The request: Give the listing again character for character, but drop the images.

(Records that describe figures)
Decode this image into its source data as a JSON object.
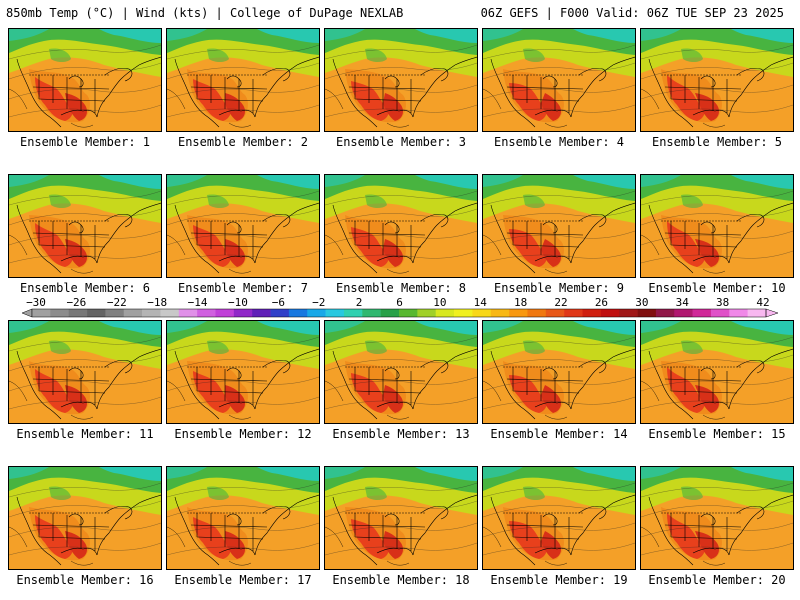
{
  "header": {
    "left": "850mb Temp (°C) | Wind (kts) | College of DuPage NEXLAB",
    "right": "06Z GEFS | F000 Valid: 06Z TUE SEP 23 2025"
  },
  "colors": {
    "west_hot": "#e8401c",
    "south_hot": "#d83018",
    "orange": "#f08c1c",
    "yellow_green": "#c8d81c",
    "green": "#48b440",
    "teal": "#28c8b0",
    "ocean_warm": "#f4a028"
  },
  "panels": [
    {
      "id": 1,
      "label": "Ensemble Member: 1"
    },
    {
      "id": 2,
      "label": "Ensemble Member: 2"
    },
    {
      "id": 3,
      "label": "Ensemble Member: 3"
    },
    {
      "id": 4,
      "label": "Ensemble Member: 4"
    },
    {
      "id": 5,
      "label": "Ensemble Member: 5"
    },
    {
      "id": 6,
      "label": "Ensemble Member: 6"
    },
    {
      "id": 7,
      "label": "Ensemble Member: 7"
    },
    {
      "id": 8,
      "label": "Ensemble Member: 8"
    },
    {
      "id": 9,
      "label": "Ensemble Member: 9"
    },
    {
      "id": 10,
      "label": "Ensemble Member: 10"
    },
    {
      "id": 11,
      "label": "Ensemble Member: 11"
    },
    {
      "id": 12,
      "label": "Ensemble Member: 12"
    },
    {
      "id": 13,
      "label": "Ensemble Member: 13"
    },
    {
      "id": 14,
      "label": "Ensemble Member: 14"
    },
    {
      "id": 15,
      "label": "Ensemble Member: 15"
    },
    {
      "id": 16,
      "label": "Ensemble Member: 16"
    },
    {
      "id": 17,
      "label": "Ensemble Member: 17"
    },
    {
      "id": 18,
      "label": "Ensemble Member: 18"
    },
    {
      "id": 19,
      "label": "Ensemble Member: 19"
    },
    {
      "id": 20,
      "label": "Ensemble Member: 20"
    }
  ],
  "colorbar": {
    "unit": "°C",
    "min": -30,
    "max": 42,
    "tick_labels": [
      "−30",
      "−26",
      "−22",
      "−18",
      "−14",
      "−10",
      "−6",
      "−2",
      "2",
      "6",
      "10",
      "14",
      "18",
      "22",
      "26",
      "30",
      "34",
      "38",
      "42"
    ],
    "segment_colors": [
      "#a0a0a0",
      "#8c8c8c",
      "#787878",
      "#646464",
      "#808080",
      "#a0a0a0",
      "#b4b4b4",
      "#c8c8c8",
      "#e090e8",
      "#d060e0",
      "#c040d8",
      "#9028c8",
      "#6020b8",
      "#3040c8",
      "#1878e0",
      "#18a8e8",
      "#28c8e0",
      "#30d0b0",
      "#30b870",
      "#28a048",
      "#58b830",
      "#a0d028",
      "#d8e820",
      "#f0f020",
      "#f8d818",
      "#f8b814",
      "#f89810",
      "#f07810",
      "#e85818",
      "#e03818",
      "#d02010",
      "#c01010",
      "#a01818",
      "#801010",
      "#901848",
      "#b01870",
      "#d02898",
      "#e050c8",
      "#f088e8",
      "#f8b8f0"
    ]
  }
}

Correct output:
Decode this image into its source data as a JSON object.
{
  "header": {
    "left": "850mb Temp (°C) | Wind (kts) | College of DuPage NEXLAB",
    "right": "06Z GEFS | F000 Valid: 06Z TUE SEP 23 2025"
  },
  "colors": {
    "west_hot": "#e8401c",
    "south_hot": "#d83018",
    "orange": "#f08c1c",
    "yellow_green": "#c8d81c",
    "green": "#48b440",
    "teal": "#28c8b0",
    "ocean_warm": "#f4a028"
  },
  "panels": [
    {
      "id": 1,
      "label": "Ensemble Member: 1"
    },
    {
      "id": 2,
      "label": "Ensemble Member: 2"
    },
    {
      "id": 3,
      "label": "Ensemble Member: 3"
    },
    {
      "id": 4,
      "label": "Ensemble Member: 4"
    },
    {
      "id": 5,
      "label": "Ensemble Member: 5"
    },
    {
      "id": 6,
      "label": "Ensemble Member: 6"
    },
    {
      "id": 7,
      "label": "Ensemble Member: 7"
    },
    {
      "id": 8,
      "label": "Ensemble Member: 8"
    },
    {
      "id": 9,
      "label": "Ensemble Member: 9"
    },
    {
      "id": 10,
      "label": "Ensemble Member: 10"
    },
    {
      "id": 11,
      "label": "Ensemble Member: 11"
    },
    {
      "id": 12,
      "label": "Ensemble Member: 12"
    },
    {
      "id": 13,
      "label": "Ensemble Member: 13"
    },
    {
      "id": 14,
      "label": "Ensemble Member: 14"
    },
    {
      "id": 15,
      "label": "Ensemble Member: 15"
    },
    {
      "id": 16,
      "label": "Ensemble Member: 16"
    },
    {
      "id": 17,
      "label": "Ensemble Member: 17"
    },
    {
      "id": 18,
      "label": "Ensemble Member: 18"
    },
    {
      "id": 19,
      "label": "Ensemble Member: 19"
    },
    {
      "id": 20,
      "label": "Ensemble Member: 20"
    }
  ],
  "colorbar": {
    "unit": "°C",
    "min": -30,
    "max": 42,
    "tick_labels": [
      "−30",
      "−26",
      "−22",
      "−18",
      "−14",
      "−10",
      "−6",
      "−2",
      "2",
      "6",
      "10",
      "14",
      "18",
      "22",
      "26",
      "30",
      "34",
      "38",
      "42"
    ],
    "segment_colors": [
      "#a0a0a0",
      "#8c8c8c",
      "#787878",
      "#646464",
      "#808080",
      "#a0a0a0",
      "#b4b4b4",
      "#c8c8c8",
      "#e090e8",
      "#d060e0",
      "#c040d8",
      "#9028c8",
      "#6020b8",
      "#3040c8",
      "#1878e0",
      "#18a8e8",
      "#28c8e0",
      "#30d0b0",
      "#30b870",
      "#28a048",
      "#58b830",
      "#a0d028",
      "#d8e820",
      "#f0f020",
      "#f8d818",
      "#f8b814",
      "#f89810",
      "#f07810",
      "#e85818",
      "#e03818",
      "#d02010",
      "#c01010",
      "#a01818",
      "#801010",
      "#901848",
      "#b01870",
      "#d02898",
      "#e050c8",
      "#f088e8",
      "#f8b8f0"
    ]
  }
}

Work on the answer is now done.